## What this task involves
Return the lines below exactly as they are, with nothing changed.

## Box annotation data
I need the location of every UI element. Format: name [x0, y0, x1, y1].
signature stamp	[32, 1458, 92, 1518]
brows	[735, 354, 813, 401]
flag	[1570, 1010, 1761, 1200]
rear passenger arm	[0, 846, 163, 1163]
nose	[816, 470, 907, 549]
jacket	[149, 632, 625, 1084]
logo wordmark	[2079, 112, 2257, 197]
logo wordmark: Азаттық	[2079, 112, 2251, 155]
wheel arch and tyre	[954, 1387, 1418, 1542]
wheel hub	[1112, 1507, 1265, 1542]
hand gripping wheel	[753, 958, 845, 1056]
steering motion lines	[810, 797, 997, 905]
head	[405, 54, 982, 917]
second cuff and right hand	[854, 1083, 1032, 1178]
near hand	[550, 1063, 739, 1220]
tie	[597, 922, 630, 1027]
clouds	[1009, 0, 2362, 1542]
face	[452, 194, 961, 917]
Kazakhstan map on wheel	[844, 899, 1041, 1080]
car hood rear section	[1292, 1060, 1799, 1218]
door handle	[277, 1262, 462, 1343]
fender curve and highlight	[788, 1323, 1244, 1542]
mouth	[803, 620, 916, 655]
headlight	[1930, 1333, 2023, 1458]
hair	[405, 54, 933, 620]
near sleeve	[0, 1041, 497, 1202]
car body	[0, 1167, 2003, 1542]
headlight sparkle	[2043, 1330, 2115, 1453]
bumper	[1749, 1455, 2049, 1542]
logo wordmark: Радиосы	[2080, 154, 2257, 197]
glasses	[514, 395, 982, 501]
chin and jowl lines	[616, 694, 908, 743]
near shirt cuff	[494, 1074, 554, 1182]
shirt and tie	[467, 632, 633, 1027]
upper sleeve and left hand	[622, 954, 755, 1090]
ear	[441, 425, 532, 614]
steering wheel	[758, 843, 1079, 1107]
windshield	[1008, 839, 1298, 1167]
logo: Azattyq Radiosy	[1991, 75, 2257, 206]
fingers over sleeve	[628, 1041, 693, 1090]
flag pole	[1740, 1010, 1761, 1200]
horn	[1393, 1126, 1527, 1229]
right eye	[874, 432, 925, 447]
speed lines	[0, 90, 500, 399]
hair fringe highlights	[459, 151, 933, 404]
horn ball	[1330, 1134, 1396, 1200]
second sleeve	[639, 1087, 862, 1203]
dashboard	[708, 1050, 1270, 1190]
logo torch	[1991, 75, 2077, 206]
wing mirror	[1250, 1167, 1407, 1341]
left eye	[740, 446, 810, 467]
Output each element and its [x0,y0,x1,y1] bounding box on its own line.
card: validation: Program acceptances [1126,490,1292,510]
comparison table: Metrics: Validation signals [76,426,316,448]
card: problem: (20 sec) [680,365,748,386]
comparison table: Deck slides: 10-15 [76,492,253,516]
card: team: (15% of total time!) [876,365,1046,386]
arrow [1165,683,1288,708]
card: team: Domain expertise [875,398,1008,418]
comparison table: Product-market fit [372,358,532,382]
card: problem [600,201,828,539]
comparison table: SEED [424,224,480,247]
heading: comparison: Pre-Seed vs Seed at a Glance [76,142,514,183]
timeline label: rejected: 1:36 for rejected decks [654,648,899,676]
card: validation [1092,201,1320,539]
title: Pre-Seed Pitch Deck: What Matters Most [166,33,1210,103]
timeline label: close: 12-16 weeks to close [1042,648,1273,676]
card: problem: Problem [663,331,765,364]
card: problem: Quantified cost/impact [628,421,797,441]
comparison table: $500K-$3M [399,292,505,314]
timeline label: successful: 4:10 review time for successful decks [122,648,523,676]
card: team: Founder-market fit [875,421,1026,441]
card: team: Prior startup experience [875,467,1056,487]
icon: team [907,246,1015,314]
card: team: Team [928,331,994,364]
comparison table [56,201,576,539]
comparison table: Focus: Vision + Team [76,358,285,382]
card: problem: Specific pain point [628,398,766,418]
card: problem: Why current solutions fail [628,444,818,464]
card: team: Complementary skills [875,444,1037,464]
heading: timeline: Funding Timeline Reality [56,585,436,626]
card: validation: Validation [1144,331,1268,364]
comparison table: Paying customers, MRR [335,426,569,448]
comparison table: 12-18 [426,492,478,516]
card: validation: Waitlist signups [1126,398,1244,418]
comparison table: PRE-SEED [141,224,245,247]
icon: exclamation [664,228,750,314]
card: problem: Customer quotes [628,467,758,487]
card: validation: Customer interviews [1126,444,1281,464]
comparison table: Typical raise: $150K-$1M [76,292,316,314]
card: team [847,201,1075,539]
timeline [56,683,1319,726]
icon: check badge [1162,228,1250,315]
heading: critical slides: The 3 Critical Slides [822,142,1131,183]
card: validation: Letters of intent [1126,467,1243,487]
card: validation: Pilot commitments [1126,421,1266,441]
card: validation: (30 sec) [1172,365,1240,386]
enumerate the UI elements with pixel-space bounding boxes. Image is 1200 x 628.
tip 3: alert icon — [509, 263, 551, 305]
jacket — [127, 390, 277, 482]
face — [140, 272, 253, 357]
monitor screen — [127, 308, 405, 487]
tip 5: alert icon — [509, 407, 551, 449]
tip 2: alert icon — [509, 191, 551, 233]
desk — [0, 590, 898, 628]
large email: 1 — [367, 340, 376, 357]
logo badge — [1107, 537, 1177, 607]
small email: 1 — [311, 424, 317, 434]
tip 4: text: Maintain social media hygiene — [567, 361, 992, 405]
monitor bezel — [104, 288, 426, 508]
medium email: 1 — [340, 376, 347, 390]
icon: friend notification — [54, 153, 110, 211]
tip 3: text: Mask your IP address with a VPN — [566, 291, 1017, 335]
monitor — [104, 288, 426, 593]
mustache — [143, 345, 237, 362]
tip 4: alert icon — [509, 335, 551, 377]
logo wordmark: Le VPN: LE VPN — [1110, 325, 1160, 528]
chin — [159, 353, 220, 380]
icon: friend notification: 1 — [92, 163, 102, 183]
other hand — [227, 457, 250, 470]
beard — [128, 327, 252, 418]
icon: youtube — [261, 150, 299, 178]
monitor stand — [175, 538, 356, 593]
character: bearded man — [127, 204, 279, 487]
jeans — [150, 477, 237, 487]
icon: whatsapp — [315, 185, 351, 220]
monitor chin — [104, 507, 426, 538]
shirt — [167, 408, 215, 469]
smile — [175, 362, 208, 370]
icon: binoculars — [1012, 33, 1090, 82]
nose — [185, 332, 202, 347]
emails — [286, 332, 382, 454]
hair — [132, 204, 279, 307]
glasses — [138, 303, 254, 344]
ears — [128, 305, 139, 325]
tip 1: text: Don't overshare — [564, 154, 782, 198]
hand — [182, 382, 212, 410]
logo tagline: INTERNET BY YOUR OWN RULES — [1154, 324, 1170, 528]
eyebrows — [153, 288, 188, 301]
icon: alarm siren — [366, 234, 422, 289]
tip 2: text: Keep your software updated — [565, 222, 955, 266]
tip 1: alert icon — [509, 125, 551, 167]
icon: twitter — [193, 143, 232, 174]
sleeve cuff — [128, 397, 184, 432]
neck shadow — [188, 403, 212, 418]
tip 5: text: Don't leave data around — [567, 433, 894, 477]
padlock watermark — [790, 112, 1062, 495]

## In response
I need the location of every UI element. Format: name [x0, y0, x1, y1].
signature stamp	[32, 1458, 92, 1518]
brows	[735, 354, 813, 401]
flag	[1570, 1010, 1761, 1200]
rear passenger arm	[0, 846, 163, 1163]
nose	[816, 470, 907, 549]
jacket	[149, 632, 625, 1084]
logo wordmark	[2079, 112, 2257, 197]
logo wordmark: Азаттық	[2079, 112, 2251, 155]
wheel arch and tyre	[954, 1387, 1418, 1542]
wheel hub	[1112, 1507, 1265, 1542]
hand gripping wheel	[753, 958, 845, 1056]
steering motion lines	[810, 797, 997, 905]
head	[405, 54, 982, 917]
second cuff and right hand	[854, 1083, 1032, 1178]
near hand	[550, 1063, 739, 1220]
tie	[597, 922, 630, 1027]
clouds	[1009, 0, 2362, 1542]
face	[452, 194, 961, 917]
Kazakhstan map on wheel	[844, 899, 1041, 1080]
car hood rear section	[1292, 1060, 1799, 1218]
door handle	[277, 1262, 462, 1343]
fender curve and highlight	[788, 1323, 1244, 1542]
mouth	[803, 620, 916, 655]
headlight	[1930, 1333, 2023, 1458]
hair	[405, 54, 933, 620]
near sleeve	[0, 1041, 497, 1202]
car body	[0, 1167, 2003, 1542]
headlight sparkle	[2043, 1330, 2115, 1453]
bumper	[1749, 1455, 2049, 1542]
logo wordmark: Радиосы	[2080, 154, 2257, 197]
glasses	[514, 395, 982, 501]
chin and jowl lines	[616, 694, 908, 743]
near shirt cuff	[494, 1074, 554, 1182]
shirt and tie	[467, 632, 633, 1027]
upper sleeve and left hand	[622, 954, 755, 1090]
ear	[441, 425, 532, 614]
steering wheel	[758, 843, 1079, 1107]
windshield	[1008, 839, 1298, 1167]
logo: Azattyq Radiosy	[1991, 75, 2257, 206]
fingers over sleeve	[628, 1041, 693, 1090]
flag pole	[1740, 1010, 1761, 1200]
horn	[1393, 1126, 1527, 1229]
right eye	[874, 432, 925, 447]
speed lines	[0, 90, 500, 399]
hair fringe highlights	[459, 151, 933, 404]
horn ball	[1330, 1134, 1396, 1200]
second sleeve	[639, 1087, 862, 1203]
dashboard	[708, 1050, 1270, 1190]
logo torch	[1991, 75, 2077, 206]
wing mirror	[1250, 1167, 1407, 1341]
left eye	[740, 446, 810, 467]
Output each element and its [x0,y0,x1,y1] bounding box on its own line.
card: validation: Program acceptances [1126,490,1292,510]
comparison table: Metrics: Validation signals [76,426,316,448]
card: problem: (20 sec) [680,365,748,386]
comparison table: Deck slides: 10-15 [76,492,253,516]
card: team: (15% of total time!) [876,365,1046,386]
arrow [1165,683,1288,708]
card: team: Domain expertise [875,398,1008,418]
comparison table: Product-market fit [372,358,532,382]
card: problem [600,201,828,539]
comparison table: SEED [424,224,480,247]
heading: comparison: Pre-Seed vs Seed at a Glance [76,142,514,183]
timeline label: rejected: 1:36 for rejected decks [654,648,899,676]
card: validation [1092,201,1320,539]
title: Pre-Seed Pitch Deck: What Matters Most [166,33,1210,103]
timeline label: close: 12-16 weeks to close [1042,648,1273,676]
card: problem: Problem [663,331,765,364]
card: problem: Quantified cost/impact [628,421,797,441]
comparison table: $500K-$3M [399,292,505,314]
timeline label: successful: 4:10 review time for successful decks [122,648,523,676]
card: team: Founder-market fit [875,421,1026,441]
card: team: Prior startup experience [875,467,1056,487]
icon: team [907,246,1015,314]
card: team: Team [928,331,994,364]
comparison table [56,201,576,539]
comparison table: Focus: Vision + Team [76,358,285,382]
card: problem: Specific pain point [628,398,766,418]
card: problem: Why current solutions fail [628,444,818,464]
card: team: Complementary skills [875,444,1037,464]
heading: timeline: Funding Timeline Reality [56,585,436,626]
card: validation: Validation [1144,331,1268,364]
comparison table: Paying customers, MRR [335,426,569,448]
comparison table: 12-18 [426,492,478,516]
card: validation: Waitlist signups [1126,398,1244,418]
comparison table: PRE-SEED [141,224,245,247]
icon: exclamation [664,228,750,314]
card: problem: Customer quotes [628,467,758,487]
card: validation: Customer interviews [1126,444,1281,464]
comparison table: Typical raise: $150K-$1M [76,292,316,314]
card: team [847,201,1075,539]
timeline [56,683,1319,726]
icon: check badge [1162,228,1250,315]
heading: critical slides: The 3 Critical Slides [822,142,1131,183]
card: validation: Letters of intent [1126,467,1243,487]
card: validation: Pilot commitments [1126,421,1266,441]
card: validation: (30 sec) [1172,365,1240,386]
enumerate the UI elements with pixel-space bounding boxes. Image is 1200 x 628.
tip 3: alert icon — [509, 263, 551, 305]
jacket — [127, 390, 277, 482]
face — [140, 272, 253, 357]
monitor screen — [127, 308, 405, 487]
tip 5: alert icon — [509, 407, 551, 449]
tip 2: alert icon — [509, 191, 551, 233]
desk — [0, 590, 898, 628]
large email: 1 — [367, 340, 376, 357]
logo badge — [1107, 537, 1177, 607]
small email: 1 — [311, 424, 317, 434]
tip 4: text: Maintain social media hygiene — [567, 361, 992, 405]
monitor bezel — [104, 288, 426, 508]
medium email: 1 — [340, 376, 347, 390]
icon: friend notification — [54, 153, 110, 211]
tip 3: text: Mask your IP address with a VPN — [566, 291, 1017, 335]
monitor — [104, 288, 426, 593]
mustache — [143, 345, 237, 362]
tip 4: alert icon — [509, 335, 551, 377]
logo wordmark: Le VPN: LE VPN — [1110, 325, 1160, 528]
chin — [159, 353, 220, 380]
icon: friend notification: 1 — [92, 163, 102, 183]
other hand — [227, 457, 250, 470]
beard — [128, 327, 252, 418]
icon: youtube — [261, 150, 299, 178]
monitor stand — [175, 538, 356, 593]
character: bearded man — [127, 204, 279, 487]
jeans — [150, 477, 237, 487]
icon: whatsapp — [315, 185, 351, 220]
monitor chin — [104, 507, 426, 538]
shirt — [167, 408, 215, 469]
smile — [175, 362, 208, 370]
icon: binoculars — [1012, 33, 1090, 82]
nose — [185, 332, 202, 347]
emails — [286, 332, 382, 454]
hair — [132, 204, 279, 307]
glasses — [138, 303, 254, 344]
ears — [128, 305, 139, 325]
tip 1: text: Don't overshare — [564, 154, 782, 198]
hand — [182, 382, 212, 410]
logo tagline: INTERNET BY YOUR OWN RULES — [1154, 324, 1170, 528]
eyebrows — [153, 288, 188, 301]
icon: alarm siren — [366, 234, 422, 289]
tip 2: text: Keep your software updated — [565, 222, 955, 266]
tip 1: alert icon — [509, 125, 551, 167]
icon: twitter — [193, 143, 232, 174]
sleeve cuff — [128, 397, 184, 432]
neck shadow — [188, 403, 212, 418]
tip 5: text: Don't leave data around — [567, 433, 894, 477]
padlock watermark — [790, 112, 1062, 495]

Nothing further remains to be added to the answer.